Exercise instructions =
A - Who curated the Why Can't Minimal exhibition?
B - Reproduce the exhibition text between "Jennifer Marman and" and "candid and speculative.", inclusive, substituting "playful" for "witty".
C - Resume the Why Can't Minimal exhibition text from where it stops.

Source extract =
============================================================

Why Can’t Minimal at Open Space

Installation view, Justina M. Barnike, Hart House, University of Toronto
Why Can’t Minimal (Installation view), Justina M. Barnike Gallery, Hart House, University of Toronto.

Open Space
Victoria, BC
16 September to October 22, 2016

Jennifer Marman and Daniel Borins
Louise Lawler
John Boyle-Singfield
John Marriot
John Wood and Paul Harrison
Jon Sasaki
Ken Nicol
Liza Eurich
Tammi Campbell

For the average person, Minimalism, a mid-20th century modernist genre, has a reputation for being coldly intellectual, abstract, or hard to understand. Why Can’t Minimal, curated by John G. Hampton, both challenges and engages the critiques of minimalism. In his hands, art history is witty, candid and speculative.

============================================================

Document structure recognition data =
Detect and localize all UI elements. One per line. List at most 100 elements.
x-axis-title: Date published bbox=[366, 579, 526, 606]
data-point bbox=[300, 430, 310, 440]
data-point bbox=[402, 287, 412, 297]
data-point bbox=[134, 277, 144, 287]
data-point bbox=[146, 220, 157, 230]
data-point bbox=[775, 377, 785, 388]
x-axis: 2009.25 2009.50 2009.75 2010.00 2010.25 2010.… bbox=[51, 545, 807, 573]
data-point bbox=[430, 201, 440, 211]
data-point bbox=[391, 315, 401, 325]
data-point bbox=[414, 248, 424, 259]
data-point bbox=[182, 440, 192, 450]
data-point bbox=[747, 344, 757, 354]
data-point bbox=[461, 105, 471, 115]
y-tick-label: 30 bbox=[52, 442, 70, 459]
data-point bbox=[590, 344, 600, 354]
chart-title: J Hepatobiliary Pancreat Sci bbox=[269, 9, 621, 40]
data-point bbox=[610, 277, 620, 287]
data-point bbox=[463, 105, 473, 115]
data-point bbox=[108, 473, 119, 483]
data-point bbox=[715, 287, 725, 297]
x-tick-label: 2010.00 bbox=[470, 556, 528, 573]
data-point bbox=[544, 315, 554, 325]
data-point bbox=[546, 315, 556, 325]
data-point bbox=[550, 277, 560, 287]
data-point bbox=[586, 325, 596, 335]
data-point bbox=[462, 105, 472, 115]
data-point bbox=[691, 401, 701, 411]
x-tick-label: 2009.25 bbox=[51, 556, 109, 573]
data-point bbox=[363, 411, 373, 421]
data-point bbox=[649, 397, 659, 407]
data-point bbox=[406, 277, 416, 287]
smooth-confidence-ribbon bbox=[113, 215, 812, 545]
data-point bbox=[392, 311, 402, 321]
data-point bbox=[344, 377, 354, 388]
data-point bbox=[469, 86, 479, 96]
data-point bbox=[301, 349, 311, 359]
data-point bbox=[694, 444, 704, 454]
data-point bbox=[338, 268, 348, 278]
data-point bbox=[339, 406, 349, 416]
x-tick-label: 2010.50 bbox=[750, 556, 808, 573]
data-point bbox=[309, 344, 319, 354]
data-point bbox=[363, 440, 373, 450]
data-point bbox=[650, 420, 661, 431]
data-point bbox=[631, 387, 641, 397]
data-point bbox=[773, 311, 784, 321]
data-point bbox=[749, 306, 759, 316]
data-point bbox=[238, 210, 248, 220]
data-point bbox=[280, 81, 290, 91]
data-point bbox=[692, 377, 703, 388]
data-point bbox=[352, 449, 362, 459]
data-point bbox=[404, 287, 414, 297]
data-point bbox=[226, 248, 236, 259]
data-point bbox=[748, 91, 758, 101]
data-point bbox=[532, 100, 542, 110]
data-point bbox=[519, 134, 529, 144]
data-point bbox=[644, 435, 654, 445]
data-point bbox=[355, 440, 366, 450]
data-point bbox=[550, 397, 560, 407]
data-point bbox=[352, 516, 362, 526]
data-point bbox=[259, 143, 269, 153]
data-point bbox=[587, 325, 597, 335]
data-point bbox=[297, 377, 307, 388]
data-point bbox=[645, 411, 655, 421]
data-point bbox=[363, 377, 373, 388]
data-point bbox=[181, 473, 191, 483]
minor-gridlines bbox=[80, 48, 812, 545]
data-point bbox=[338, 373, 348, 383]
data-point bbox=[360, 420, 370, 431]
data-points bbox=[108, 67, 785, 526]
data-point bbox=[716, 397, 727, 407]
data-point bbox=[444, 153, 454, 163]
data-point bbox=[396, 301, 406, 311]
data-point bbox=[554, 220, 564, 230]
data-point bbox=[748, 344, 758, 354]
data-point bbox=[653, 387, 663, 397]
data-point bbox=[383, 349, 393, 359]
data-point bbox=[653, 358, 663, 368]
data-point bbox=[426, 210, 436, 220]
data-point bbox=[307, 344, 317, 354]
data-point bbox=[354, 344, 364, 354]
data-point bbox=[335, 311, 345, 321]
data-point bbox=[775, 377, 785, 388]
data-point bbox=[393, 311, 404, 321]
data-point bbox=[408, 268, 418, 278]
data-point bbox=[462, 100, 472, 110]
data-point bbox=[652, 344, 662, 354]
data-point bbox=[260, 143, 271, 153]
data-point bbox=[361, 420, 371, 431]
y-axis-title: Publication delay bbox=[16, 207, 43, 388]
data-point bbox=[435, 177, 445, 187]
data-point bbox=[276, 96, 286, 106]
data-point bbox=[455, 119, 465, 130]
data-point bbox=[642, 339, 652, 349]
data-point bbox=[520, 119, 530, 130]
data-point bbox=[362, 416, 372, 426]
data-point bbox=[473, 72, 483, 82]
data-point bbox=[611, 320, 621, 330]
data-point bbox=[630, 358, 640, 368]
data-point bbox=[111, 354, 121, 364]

============================================================

Answers =
A - John G. Hampton

B -
Jennifer Marman and Daniel Borins
Louise Lawler
John Boyle-Singfield
John Marriot
John Wood and Paul Harrison
Jon Sasaki
Ken Nicol
Liza Eurich
Tammi Campbell

For the average person, Minimalism, a mid-20th century modernist genre, has a reputation for being coldly intellectual, abstract, or hard to understand. Why Can’t Minimal, curated by John G. Hampton, both challenges and engages the critiques of minimalism. In his hands, art history is playful, candid and speculative.

C -
John Hampton explains: “Why Can’t Minimal mines minimalism for its humorous side by pointing to a latent absurdity hiding beneath its cool demeanour. The exhibition rejects the assumption that minimal art requires solely serious, solemn contemplation, and embraces the more intuitive, jovial, and personal pleasures that occur when one has fun with the comically utopian ambitions of unitary forms. Playing with the forms, traditions and incongruities of multiple levels of minimalism, the presented works elude rational comprehension, repositioning conceptual value to make room for the types of recognition made possible through levity, play, humour and sentiment.”

John G. Hampton is the executive director of the Art Gallery of Southwestern Manitoba in Brandon, Manitoba.

Why Can’t Minimal is organized and circulated by the Art Museum at the University of Toronto and is made possible in part by a grant from the Ontario Arts Council’s National and International Touring program.